→ DO THIS
For this exercise, repeat all of the material verbatim apart from its images.

** Start INPUT DATA **

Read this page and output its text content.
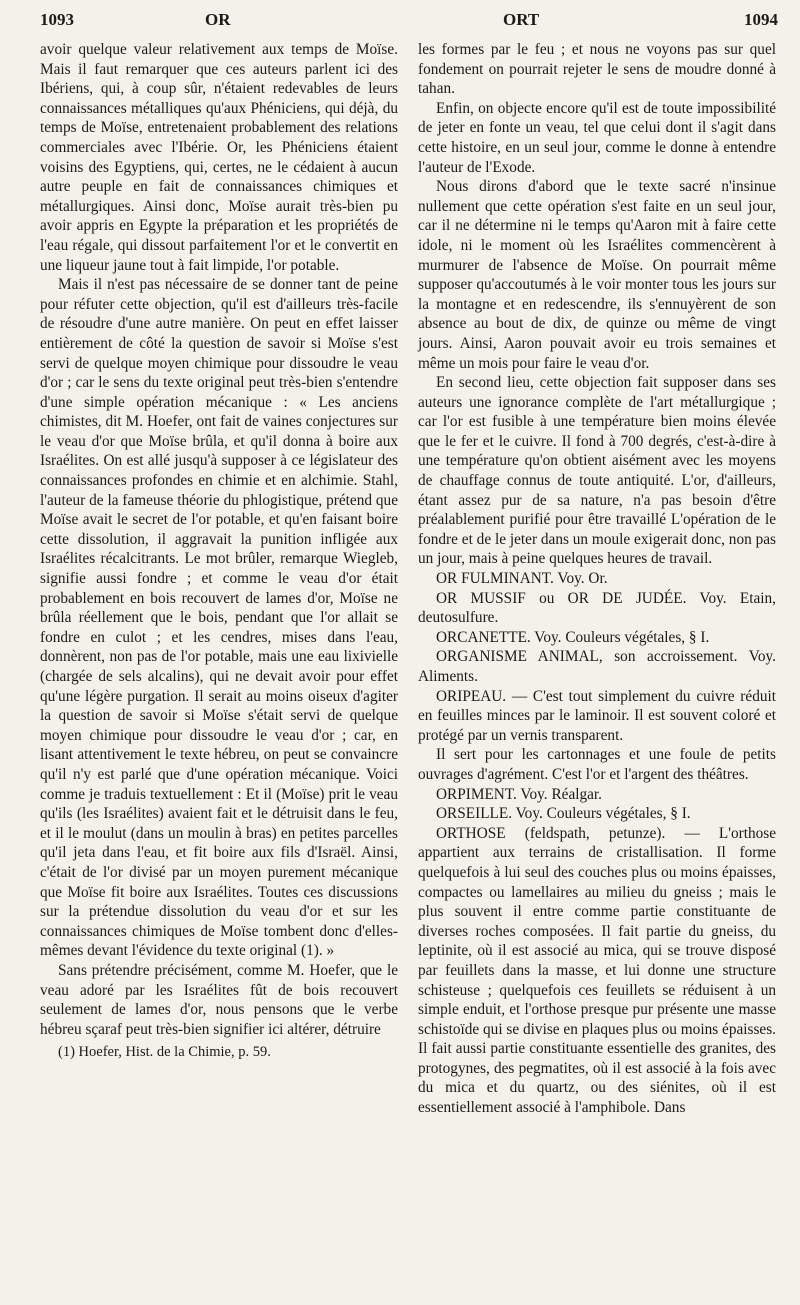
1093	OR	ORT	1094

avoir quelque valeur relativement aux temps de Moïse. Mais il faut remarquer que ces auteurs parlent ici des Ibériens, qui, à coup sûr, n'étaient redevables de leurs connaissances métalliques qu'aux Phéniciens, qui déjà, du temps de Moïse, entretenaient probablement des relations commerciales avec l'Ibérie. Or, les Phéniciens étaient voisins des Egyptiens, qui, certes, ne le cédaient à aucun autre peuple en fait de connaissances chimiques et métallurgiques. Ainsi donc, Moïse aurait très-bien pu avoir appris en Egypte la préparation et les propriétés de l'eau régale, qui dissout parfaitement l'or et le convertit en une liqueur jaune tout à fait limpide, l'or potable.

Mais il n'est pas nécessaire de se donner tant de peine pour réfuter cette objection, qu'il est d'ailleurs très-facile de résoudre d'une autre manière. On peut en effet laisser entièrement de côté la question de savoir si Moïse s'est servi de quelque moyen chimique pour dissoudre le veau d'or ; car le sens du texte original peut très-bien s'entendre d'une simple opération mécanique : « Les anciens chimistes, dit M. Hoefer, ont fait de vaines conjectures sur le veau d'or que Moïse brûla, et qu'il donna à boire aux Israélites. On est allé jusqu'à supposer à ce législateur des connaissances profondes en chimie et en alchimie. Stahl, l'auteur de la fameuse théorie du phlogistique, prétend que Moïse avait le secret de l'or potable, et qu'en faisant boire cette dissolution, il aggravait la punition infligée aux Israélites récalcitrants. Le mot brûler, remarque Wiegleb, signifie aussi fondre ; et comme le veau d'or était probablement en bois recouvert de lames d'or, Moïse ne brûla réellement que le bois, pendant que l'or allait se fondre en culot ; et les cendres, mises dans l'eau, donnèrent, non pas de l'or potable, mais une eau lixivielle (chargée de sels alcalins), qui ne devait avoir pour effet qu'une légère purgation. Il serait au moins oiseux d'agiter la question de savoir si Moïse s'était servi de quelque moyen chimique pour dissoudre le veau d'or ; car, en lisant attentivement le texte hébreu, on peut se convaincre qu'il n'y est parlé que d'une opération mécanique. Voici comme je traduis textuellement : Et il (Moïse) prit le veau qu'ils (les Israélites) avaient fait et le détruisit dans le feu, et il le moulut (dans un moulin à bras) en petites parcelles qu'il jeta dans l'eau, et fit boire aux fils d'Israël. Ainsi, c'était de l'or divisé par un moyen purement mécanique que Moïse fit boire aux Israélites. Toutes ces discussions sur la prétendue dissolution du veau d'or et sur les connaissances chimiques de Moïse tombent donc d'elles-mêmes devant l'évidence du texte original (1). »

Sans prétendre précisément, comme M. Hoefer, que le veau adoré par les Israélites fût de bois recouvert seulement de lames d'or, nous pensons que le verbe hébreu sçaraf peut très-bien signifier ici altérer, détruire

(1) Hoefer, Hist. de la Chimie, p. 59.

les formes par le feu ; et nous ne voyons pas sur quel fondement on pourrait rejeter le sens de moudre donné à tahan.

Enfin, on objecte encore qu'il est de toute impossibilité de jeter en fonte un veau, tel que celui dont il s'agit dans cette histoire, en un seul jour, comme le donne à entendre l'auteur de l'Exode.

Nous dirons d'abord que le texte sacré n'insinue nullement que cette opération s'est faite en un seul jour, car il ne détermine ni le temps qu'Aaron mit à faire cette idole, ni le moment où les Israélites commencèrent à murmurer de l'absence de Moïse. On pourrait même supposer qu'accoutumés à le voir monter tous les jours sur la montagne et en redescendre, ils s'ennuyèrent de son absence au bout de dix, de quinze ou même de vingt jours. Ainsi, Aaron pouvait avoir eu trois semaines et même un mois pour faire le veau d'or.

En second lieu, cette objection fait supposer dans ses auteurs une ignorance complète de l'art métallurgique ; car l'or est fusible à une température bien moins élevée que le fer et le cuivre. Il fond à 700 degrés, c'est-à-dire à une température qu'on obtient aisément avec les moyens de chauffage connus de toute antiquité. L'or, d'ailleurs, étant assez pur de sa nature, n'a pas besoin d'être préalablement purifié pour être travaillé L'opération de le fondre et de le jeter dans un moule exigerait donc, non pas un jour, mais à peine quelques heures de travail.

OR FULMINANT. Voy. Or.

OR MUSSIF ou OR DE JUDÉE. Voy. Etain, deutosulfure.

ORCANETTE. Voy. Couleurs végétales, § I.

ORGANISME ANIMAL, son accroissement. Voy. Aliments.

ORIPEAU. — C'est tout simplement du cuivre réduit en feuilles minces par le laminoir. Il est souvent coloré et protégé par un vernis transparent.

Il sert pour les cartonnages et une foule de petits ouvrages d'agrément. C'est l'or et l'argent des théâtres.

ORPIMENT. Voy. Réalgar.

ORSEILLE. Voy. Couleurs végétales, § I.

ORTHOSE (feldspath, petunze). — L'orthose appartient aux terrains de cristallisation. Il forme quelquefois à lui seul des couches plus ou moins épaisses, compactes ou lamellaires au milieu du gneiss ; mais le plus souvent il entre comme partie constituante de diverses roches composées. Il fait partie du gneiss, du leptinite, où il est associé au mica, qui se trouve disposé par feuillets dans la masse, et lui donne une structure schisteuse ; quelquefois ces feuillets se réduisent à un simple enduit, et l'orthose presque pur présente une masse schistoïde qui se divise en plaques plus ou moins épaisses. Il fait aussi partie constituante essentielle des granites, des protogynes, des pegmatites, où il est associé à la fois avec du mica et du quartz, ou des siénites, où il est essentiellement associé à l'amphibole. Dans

** End INPUT DATA **

→ FULL SOLUTION
Read this page and output its text content.
1093	OR	ORT	1094

avoir quelque valeur relativement aux temps de Moïse. Mais il faut remarquer que ces auteurs parlent ici des Ibériens, qui, à coup sûr, n'étaient redevables de leurs connaissances métalliques qu'aux Phéniciens, qui déjà, du temps de Moïse, entretenaient probablement des relations commerciales avec l'Ibérie. Or, les Phéniciens étaient voisins des Egyptiens, qui, certes, ne le cédaient à aucun autre peuple en fait de connaissances chimiques et métallurgiques. Ainsi donc, Moïse aurait très-bien pu avoir appris en Egypte la préparation et les propriétés de l'eau régale, qui dissout parfaitement l'or et le convertit en une liqueur jaune tout à fait limpide, l'or potable.

Mais il n'est pas nécessaire de se donner tant de peine pour réfuter cette objection, qu'il est d'ailleurs très-facile de résoudre d'une autre manière. On peut en effet laisser entièrement de côté la question de savoir si Moïse s'est servi de quelque moyen chimique pour dissoudre le veau d'or ; car le sens du texte original peut très-bien s'entendre d'une simple opération mécanique : « Les anciens chimistes, dit M. Hoefer, ont fait de vaines conjectures sur le veau d'or que Moïse brûla, et qu'il donna à boire aux Israélites. On est allé jusqu'à supposer à ce législateur des connaissances profondes en chimie et en alchimie. Stahl, l'auteur de la fameuse théorie du phlogistique, prétend que Moïse avait le secret de l'or potable, et qu'en faisant boire cette dissolution, il aggravait la punition infligée aux Israélites récalcitrants. Le mot brûler, remarque Wiegleb, signifie aussi fondre ; et comme le veau d'or était probablement en bois recouvert de lames d'or, Moïse ne brûla réellement que le bois, pendant que l'or allait se fondre en culot ; et les cendres, mises dans l'eau, donnèrent, non pas de l'or potable, mais une eau lixivielle (chargée de sels alcalins), qui ne devait avoir pour effet qu'une légère purgation. Il serait au moins oiseux d'agiter la question de savoir si Moïse s'était servi de quelque moyen chimique pour dissoudre le veau d'or ; car, en lisant attentivement le texte hébreu, on peut se convaincre qu'il n'y est parlé que d'une opération mécanique. Voici comme je traduis textuellement : Et il (Moïse) prit le veau qu'ils (les Israélites) avaient fait et le détruisit dans le feu, et il le moulut (dans un moulin à bras) en petites parcelles qu'il jeta dans l'eau, et fit boire aux fils d'Israël. Ainsi, c'était de l'or divisé par un moyen purement mécanique que Moïse fit boire aux Israélites. Toutes ces discussions sur la prétendue dissolution du veau d'or et sur les connaissances chimiques de Moïse tombent donc d'elles-mêmes devant l'évidence du texte original (1). »

Sans prétendre précisément, comme M. Hoefer, que le veau adoré par les Israélites fût de bois recouvert seulement de lames d'or, nous pensons que le verbe hébreu sçaraf peut très-bien signifier ici altérer, détruire

(1) Hoefer, Hist. de la Chimie, p. 59.

les formes par le feu ; et nous ne voyons pas sur quel fondement on pourrait rejeter le sens de moudre donné à tahan.

Enfin, on objecte encore qu'il est de toute impossibilité de jeter en fonte un veau, tel que celui dont il s'agit dans cette histoire, en un seul jour, comme le donne à entendre l'auteur de l'Exode.

Nous dirons d'abord que le texte sacré n'insinue nullement que cette opération s'est faite en un seul jour, car il ne détermine ni le temps qu'Aaron mit à faire cette idole, ni le moment où les Israélites commencèrent à murmurer de l'absence de Moïse. On pourrait même supposer qu'accoutumés à le voir monter tous les jours sur la montagne et en redescendre, ils s'ennuyèrent de son absence au bout de dix, de quinze ou même de vingt jours. Ainsi, Aaron pouvait avoir eu trois semaines et même un mois pour faire le veau d'or.

En second lieu, cette objection fait supposer dans ses auteurs une ignorance complète de l'art métallurgique ; car l'or est fusible à une température bien moins élevée que le fer et le cuivre. Il fond à 700 degrés, c'est-à-dire à une température qu'on obtient aisément avec les moyens de chauffage connus de toute antiquité. L'or, d'ailleurs, étant assez pur de sa nature, n'a pas besoin d'être préalablement purifié pour être travaillé L'opération de le fondre et de le jeter dans un moule exigerait donc, non pas un jour, mais à peine quelques heures de travail.

OR FULMINANT. Voy. Or.

OR MUSSIF ou OR DE JUDÉE. Voy. Etain, deutosulfure.

ORCANETTE. Voy. Couleurs végétales, § I.

ORGANISME ANIMAL, son accroissement. Voy. Aliments.

ORIPEAU. — C'est tout simplement du cuivre réduit en feuilles minces par le laminoir. Il est souvent coloré et protégé par un vernis transparent.

Il sert pour les cartonnages et une foule de petits ouvrages d'agrément. C'est l'or et l'argent des théâtres.

ORPIMENT. Voy. Réalgar.

ORSEILLE. Voy. Couleurs végétales, § I.

ORTHOSE (feldspath, petunze). — L'orthose appartient aux terrains de cristallisation. Il forme quelquefois à lui seul des couches plus ou moins épaisses, compactes ou lamellaires au milieu du gneiss ; mais le plus souvent il entre comme partie constituante de diverses roches composées. Il fait partie du gneiss, du leptinite, où il est associé au mica, qui se trouve disposé par feuillets dans la masse, et lui donne une structure schisteuse ; quelquefois ces feuillets se réduisent à un simple enduit, et l'orthose presque pur présente une masse schistoïde qui se divise en plaques plus ou moins épaisses. Il fait aussi partie constituante essentielle des granites, des protogynes, des pegmatites, où il est associé à la fois avec du mica et du quartz, ou des siénites, où il est essentiellement associé à l'amphibole. Dans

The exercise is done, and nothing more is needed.